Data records
-=-=-
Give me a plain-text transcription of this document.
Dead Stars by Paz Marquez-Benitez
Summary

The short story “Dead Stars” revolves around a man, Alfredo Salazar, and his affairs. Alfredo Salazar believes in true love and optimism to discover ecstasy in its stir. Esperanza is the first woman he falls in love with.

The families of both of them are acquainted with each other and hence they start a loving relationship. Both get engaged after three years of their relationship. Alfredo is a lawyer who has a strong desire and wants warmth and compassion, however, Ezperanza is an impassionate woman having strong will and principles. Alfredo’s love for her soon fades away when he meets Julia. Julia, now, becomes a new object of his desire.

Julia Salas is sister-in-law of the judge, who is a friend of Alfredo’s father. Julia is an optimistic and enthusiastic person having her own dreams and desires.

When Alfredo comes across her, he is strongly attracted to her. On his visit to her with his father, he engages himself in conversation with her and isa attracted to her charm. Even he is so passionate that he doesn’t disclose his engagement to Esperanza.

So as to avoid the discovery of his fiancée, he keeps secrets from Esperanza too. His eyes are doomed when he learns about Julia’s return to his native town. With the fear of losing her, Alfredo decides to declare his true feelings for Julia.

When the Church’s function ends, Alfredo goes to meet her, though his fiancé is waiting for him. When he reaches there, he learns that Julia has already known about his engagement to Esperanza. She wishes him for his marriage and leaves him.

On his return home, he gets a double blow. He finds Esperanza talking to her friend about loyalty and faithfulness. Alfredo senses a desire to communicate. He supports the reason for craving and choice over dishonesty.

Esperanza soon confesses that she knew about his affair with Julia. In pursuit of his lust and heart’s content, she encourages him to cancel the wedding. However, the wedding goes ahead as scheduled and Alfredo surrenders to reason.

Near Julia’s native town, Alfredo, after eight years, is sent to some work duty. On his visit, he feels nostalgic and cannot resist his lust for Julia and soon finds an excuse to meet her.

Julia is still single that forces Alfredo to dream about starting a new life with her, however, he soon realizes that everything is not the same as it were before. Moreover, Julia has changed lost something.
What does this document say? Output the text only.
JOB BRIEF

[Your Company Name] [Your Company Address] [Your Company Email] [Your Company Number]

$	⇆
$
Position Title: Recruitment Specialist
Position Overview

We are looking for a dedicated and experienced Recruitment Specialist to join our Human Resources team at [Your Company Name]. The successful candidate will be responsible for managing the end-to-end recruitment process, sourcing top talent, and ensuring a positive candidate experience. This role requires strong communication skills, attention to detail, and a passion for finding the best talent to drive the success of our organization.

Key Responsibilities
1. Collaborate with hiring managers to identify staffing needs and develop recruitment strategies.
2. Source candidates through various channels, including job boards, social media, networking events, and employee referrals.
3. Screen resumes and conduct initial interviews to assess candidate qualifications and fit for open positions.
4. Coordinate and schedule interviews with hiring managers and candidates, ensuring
-=-=-
• _Task to complete_
Could you transcribe the records in full, exactly?

• _Task solution_
Give me a plain-text transcription of this document.
Dead Stars by Paz Marquez-Benitez
Summary

The short story “Dead Stars” revolves around a man, Alfredo Salazar, and his affairs. Alfredo Salazar believes in true love and optimism to discover ecstasy in its stir. Esperanza is the first woman he falls in love with.

The families of both of them are acquainted with each other and hence they start a loving relationship. Both get engaged after three years of their relationship. Alfredo is a lawyer who has a strong desire and wants warmth and compassion, however, Ezperanza is an impassionate woman having strong will and principles. Alfredo’s love for her soon fades away when he meets Julia. Julia, now, becomes a new object of his desire.

Julia Salas is sister-in-law of the judge, who is a friend of Alfredo’s father. Julia is an optimistic and enthusiastic person having her own dreams and desires.

When Alfredo comes across her, he is strongly attracted to her. On his visit to her with his father, he engages himself in conversation with her and isa attracted to her charm. Even he is so passionate that he doesn’t disclose his engagement to Esperanza.

So as to avoid the discovery of his fiancée, he keeps secrets from Esperanza too. His eyes are doomed when he learns about Julia’s return to his native town. With the fear of losing her, Alfredo decides to declare his true feelings for Julia.

When the Church’s function ends, Alfredo goes to meet her, though his fiancé is waiting for him. When he reaches there, he learns that Julia has already known about his engagement to Esperanza. She wishes him for his marriage and leaves him.

On his return home, he gets a double blow. He finds Esperanza talking to her friend about loyalty and faithfulness. Alfredo senses a desire to communicate. He supports the reason for craving and choice over dishonesty.

Esperanza soon confesses that she knew about his affair with Julia. In pursuit of his lust and heart’s content, she encourages him to cancel the wedding. However, the wedding goes ahead as scheduled and Alfredo surrenders to reason.

Near Julia’s native town, Alfredo, after eight years, is sent to some work duty. On his visit, he feels nostalgic and cannot resist his lust for Julia and soon finds an excuse to meet her.

Julia is still single that forces Alfredo to dream about starting a new life with her, however, he soon realizes that everything is not the same as it were before. Moreover, Julia has changed lost something.
What does this document say? Output the text only.
JOB BRIEF

[Your Company Name] [Your Company Address] [Your Company Email] [Your Company Number]

$	⇆
$
Position Title: Recruitment Specialist
Position Overview

We are looking for a dedicated and experienced Recruitment Specialist to join our Human Resources team at [Your Company Name]. The successful candidate will be responsible for managing the end-to-end recruitment process, sourcing top talent, and ensuring a positive candidate experience. This role requires strong communication skills, attention to detail, and a passion for finding the best talent to drive the success of our organization.

Key Responsibilities
1. Collaborate with hiring managers to identify staffing needs and develop recruitment strategies.
2. Source candidates through various channels, including job boards, social media, networking events, and employee referrals.
3. Screen resumes and conduct initial interviews to assess candidate qualifications and fit for open positions.
4. Coordinate and schedule interviews with hiring managers and candidates, ensuring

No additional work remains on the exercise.